* Goal
Where a line contains the word "number", copy that line.

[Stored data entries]
((

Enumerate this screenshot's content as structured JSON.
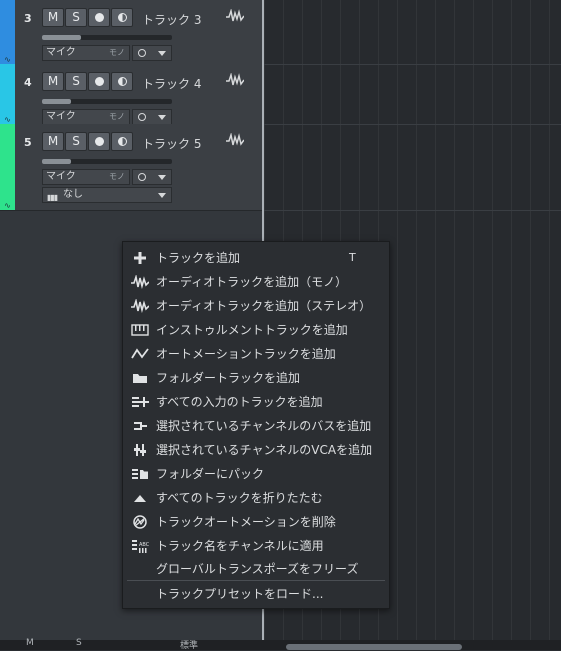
{
  "tracks": [
    {
      "number": "3",
      "name": "トラック 3",
      "color": "#2f8de0",
      "mute": "M",
      "solo": "S",
      "input": "マイク",
      "mode": "モノ",
      "fader": 0.3
    },
    {
      "number": "4",
      "name": "トラック 4",
      "color": "#29c6e6",
      "mute": "M",
      "solo": "S",
      "input": "マイク",
      "mode": "モノ",
      "fader": 0.22
    },
    {
      "number": "5",
      "name": "トラック 5",
      "color": "#2ee38c",
      "mute": "M",
      "solo": "S",
      "input": "マイク",
      "mode": "モノ",
      "fader": 0.22,
      "output": "なし"
    }
  ],
  "menu": {
    "items": [
      {
        "label": "トラックを追加",
        "icon": "plus-icon",
        "shortcut": "T"
      },
      {
        "label": "オーディオトラックを追加（モノ）",
        "icon": "audio-wave-icon"
      },
      {
        "label": "オーディオトラックを追加（ステレオ）",
        "icon": "audio-wave-icon"
      },
      {
        "label": "インストゥルメントトラックを追加",
        "icon": "keyboard-icon"
      },
      {
        "label": "オートメーショントラックを追加",
        "icon": "automation-curve-icon"
      },
      {
        "label": "フォルダートラックを追加",
        "icon": "folder-icon"
      },
      {
        "label": "すべての入力のトラックを追加",
        "icon": "list-add-icon"
      },
      {
        "label": "選択されているチャンネルのバスを追加",
        "icon": "bus-icon"
      },
      {
        "label": "選択されているチャンネルのVCAを追加",
        "icon": "vca-icon"
      },
      {
        "label": "フォルダーにパック",
        "icon": "pack-folder-icon"
      },
      {
        "label": "すべてのトラックを折りたたむ",
        "icon": "collapse-triangle-icon"
      },
      {
        "label": "トラックオートメーションを削除",
        "icon": "remove-automation-icon"
      },
      {
        "label": "トラック名をチャンネルに適用",
        "icon": "apply-name-icon"
      },
      {
        "label": "グローバルトランスポーズをフリーズ",
        "icon": ""
      },
      {
        "label": "トラックプリセットをロード...",
        "icon": ""
      }
    ]
  },
  "bottom": {
    "m": "M",
    "s": "S",
    "std": "標準"
  }
}
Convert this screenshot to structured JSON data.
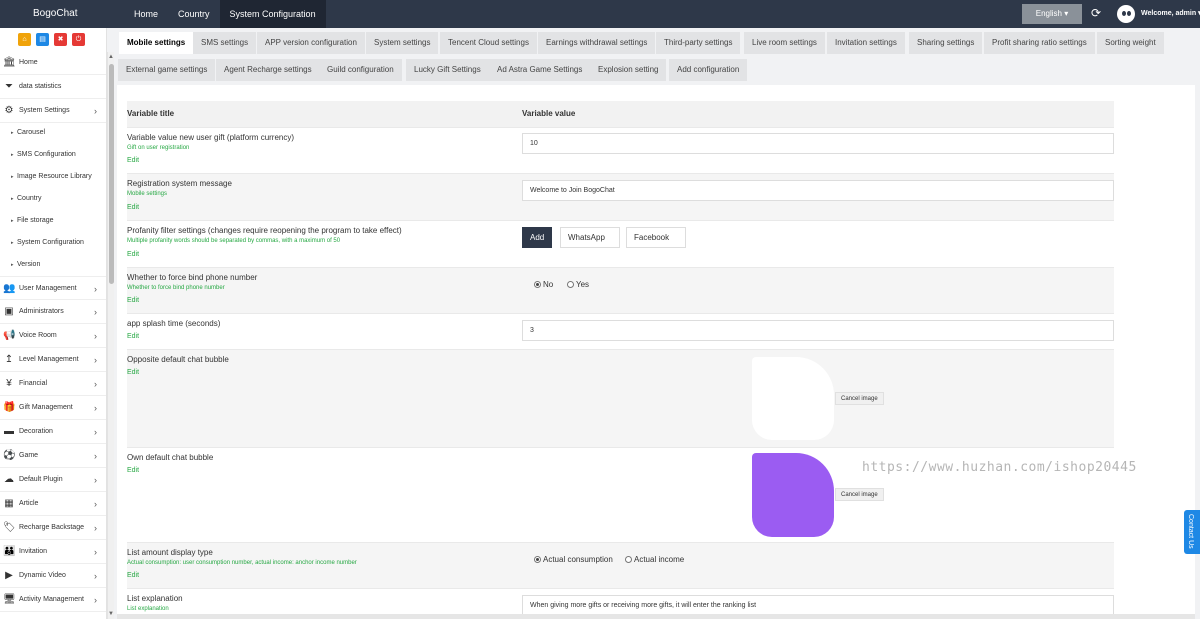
{
  "app": {
    "title": "BogoChat"
  },
  "topnav": {
    "items": [
      "Home",
      "Country",
      "System Configuration"
    ],
    "active": "System Configuration"
  },
  "header": {
    "language": "English ▾",
    "user": "Welcome, admin ▾"
  },
  "colors": {
    "topbar": "#2e3849",
    "accent_green": "#27a844",
    "own_bubble": "#9b5cf2",
    "contact": "#1e88e5"
  },
  "sidebar": {
    "quick_icons": [
      "home-icon",
      "file-icon",
      "trash-icon",
      "power-icon"
    ],
    "items_top": [
      {
        "label": "Home",
        "icon": "bank-icon"
      },
      {
        "label": "data statistics",
        "icon": "filter-icon"
      },
      {
        "label": "System Settings",
        "icon": "gears-icon"
      }
    ],
    "sub_items": [
      "Carousel",
      "SMS Configuration",
      "Image Resource Library",
      "Country",
      "File storage",
      "System Configuration",
      "Version"
    ],
    "items_bottom": [
      {
        "label": "User Management",
        "icon": "users-icon"
      },
      {
        "label": "Administrators",
        "icon": "id-card-icon"
      },
      {
        "label": "Voice Room",
        "icon": "megaphone-icon"
      },
      {
        "label": "Level Management",
        "icon": "level-up-icon"
      },
      {
        "label": "Financial",
        "icon": "yen-icon"
      },
      {
        "label": "Gift Management",
        "icon": "gift-icon"
      },
      {
        "label": "Decoration",
        "icon": "minus-icon"
      },
      {
        "label": "Game",
        "icon": "soccer-ball-icon"
      },
      {
        "label": "Default Plugin",
        "icon": "plugin-icon"
      },
      {
        "label": "Article",
        "icon": "grid-icon"
      },
      {
        "label": "Recharge Backstage",
        "icon": "tag-icon"
      },
      {
        "label": "Invitation",
        "icon": "group-icon"
      },
      {
        "label": "Dynamic Video",
        "icon": "video-icon"
      },
      {
        "label": "Activity Management",
        "icon": "monitor-icon"
      }
    ]
  },
  "tabs": {
    "row1": [
      "Mobile settings",
      "SMS settings",
      "APP version configuration",
      "System settings",
      "Tencent Cloud settings",
      "Earnings withdrawal settings",
      "Third-party settings",
      "Live room settings",
      "Invitation settings",
      "Sharing settings",
      "Profit sharing ratio settings",
      "Sorting weight"
    ],
    "row2": [
      "External game settings",
      "Agent Recharge settings",
      "Guild configuration",
      "Lucky Gift Settings",
      "Ad Astra Game Settings",
      "Explosion setting",
      "Add configuration"
    ],
    "active": "Mobile settings"
  },
  "table": {
    "col_title": "Variable title",
    "col_value": "Variable value",
    "edit_label": "Edit",
    "rows": [
      {
        "title": "Variable value new user gift (platform currency)",
        "desc": "Gift on user registration",
        "value": "10"
      },
      {
        "title": "Registration system message",
        "desc": "Mobile settings",
        "value": "Welcome to Join BogoChat"
      },
      {
        "title": "Profanity filter settings (changes require reopening the program to take effect)",
        "desc": "Multiple profanity words should be separated by commas, with a maximum of 50",
        "add_label": "Add",
        "words": [
          "WhatsApp",
          "Facebook"
        ]
      },
      {
        "title": "Whether to force bind phone number",
        "desc": "Whether to force bind phone number",
        "options": [
          "No",
          "Yes"
        ],
        "selected": "No"
      },
      {
        "title": "app splash time (seconds)",
        "value": "3"
      },
      {
        "title": "Opposite default chat bubble",
        "cancel_label": "Cancel image"
      },
      {
        "title": "Own default chat bubble",
        "cancel_label": "Cancel image"
      },
      {
        "title": "List amount display type",
        "desc": "Actual consumption: user consumption number, actual income: anchor income number",
        "options": [
          "Actual consumption",
          "Actual income"
        ],
        "selected": "Actual consumption"
      },
      {
        "title": "List explanation",
        "desc": "List explanation",
        "value": "When giving more gifts or receiving more gifts, it will enter the ranking list"
      }
    ]
  },
  "watermark": "https://www.huzhan.com/ishop20445",
  "contact": "Contact Us"
}
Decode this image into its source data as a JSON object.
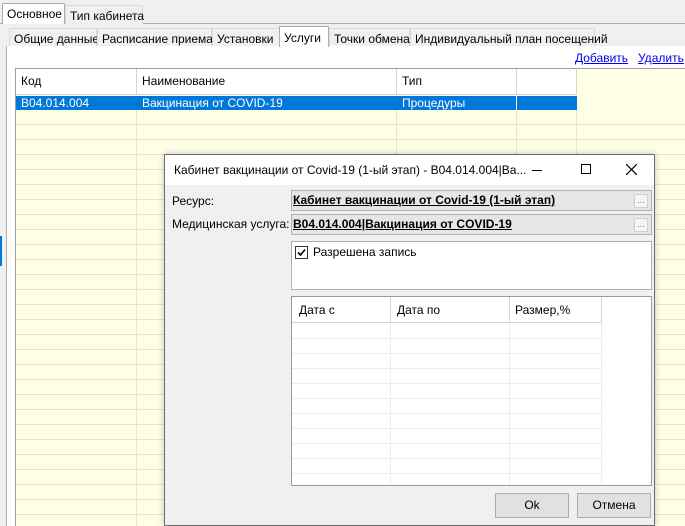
{
  "top_tabs": [
    "Основное",
    "Тип кабинета"
  ],
  "sub_tabs": [
    "Общие данные",
    "Расписание приема",
    "Установки",
    "Услуги",
    "Точки обмена",
    "Индивидуальный план посещений"
  ],
  "actions": {
    "add": "Добавить",
    "delete": "Удалить"
  },
  "grid": {
    "headers": [
      "Код",
      "Наименование",
      "Тип"
    ],
    "rows": [
      {
        "code": "B04.014.004",
        "name": "Вакцинация от COVID-19",
        "type": "Процедуры"
      }
    ]
  },
  "dialog": {
    "title": "Кабинет вакцинации от Covid-19 (1-ый этап) - B04.014.004|Ва...",
    "resource_label": "Ресурс:",
    "resource_value": "Кабинет вакцинации от Covid-19 (1-ый этап)",
    "service_label": "Медицинская услуга:",
    "service_value": "B04.014.004|Вакцинация от COVID-19",
    "allowed_label": "Разрешена запись",
    "allowed_checked": true,
    "periods_headers": [
      "Дата с",
      "Дата по",
      "Размер,%"
    ],
    "ok": "Ok",
    "cancel": "Отмена"
  },
  "colors": {
    "selection": "#0078d7",
    "grid_bg": "#ffffe6",
    "window": "#f0f0f0"
  }
}
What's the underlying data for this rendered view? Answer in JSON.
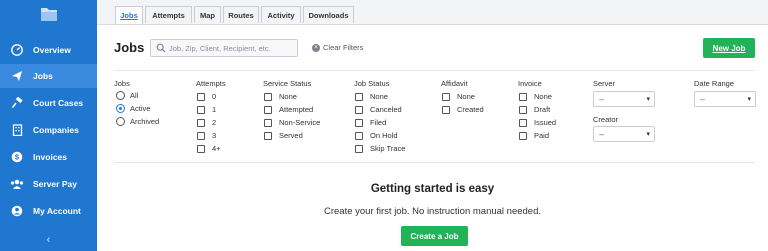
{
  "sidebar": {
    "items": [
      {
        "label": "Overview",
        "icon": "dashboard-icon"
      },
      {
        "label": "Jobs",
        "icon": "paper-plane-icon",
        "active": true
      },
      {
        "label": "Court Cases",
        "icon": "gavel-icon"
      },
      {
        "label": "Companies",
        "icon": "building-icon"
      },
      {
        "label": "Invoices",
        "icon": "dollar-icon"
      },
      {
        "label": "Server Pay",
        "icon": "users-icon"
      },
      {
        "label": "My Account",
        "icon": "user-icon"
      }
    ],
    "collapse_glyph": "‹"
  },
  "tabs": {
    "jobs": "Jobs",
    "attempts": "Attempts",
    "map": "Map",
    "routes": "Routes",
    "activity": "Activity",
    "downloads": "Downloads"
  },
  "header": {
    "title": "Jobs",
    "search_placeholder": "Job, Zip, Client, Recipient, etc.",
    "clear_filters": "Clear Filters",
    "new_job": "New Job"
  },
  "filters": {
    "jobs": {
      "title": "Jobs",
      "options": [
        "All",
        "Active",
        "Archived"
      ],
      "selected": "Active"
    },
    "attempts": {
      "title": "Attempts",
      "options": [
        "0",
        "1",
        "2",
        "3",
        "4+"
      ]
    },
    "service_status": {
      "title": "Service Status",
      "options": [
        "None",
        "Attempted",
        "Non-Service",
        "Served"
      ]
    },
    "job_status": {
      "title": "Job Status",
      "options": [
        "None",
        "Canceled",
        "Filed",
        "On Hold",
        "Skip Trace"
      ]
    },
    "affidavit": {
      "title": "Affidavit",
      "options": [
        "None",
        "Created"
      ]
    },
    "invoice": {
      "title": "Invoice",
      "options": [
        "None",
        "Draft",
        "Issued",
        "Paid"
      ]
    },
    "server": {
      "title": "Server",
      "value": "--"
    },
    "creator": {
      "title": "Creator",
      "value": "--"
    },
    "date_range": {
      "title": "Date Range",
      "value": "--"
    }
  },
  "empty_state": {
    "title": "Getting started is easy",
    "subtitle": "Create your first job. No instruction manual needed.",
    "button": "Create a Job"
  },
  "colors": {
    "sidebar": "#1f77d0",
    "accent_green": "#20b358",
    "active_tab": "#1f77d0"
  }
}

))

* Exercise solution
      "number": "3",
      "number": "4",
      "number": "5",
        "title": "Whether to force bind phone number",
        "desc": "Whether to force bind phone number",
        "desc": "Actual consumption: user consumption number, actual income: anchor income number",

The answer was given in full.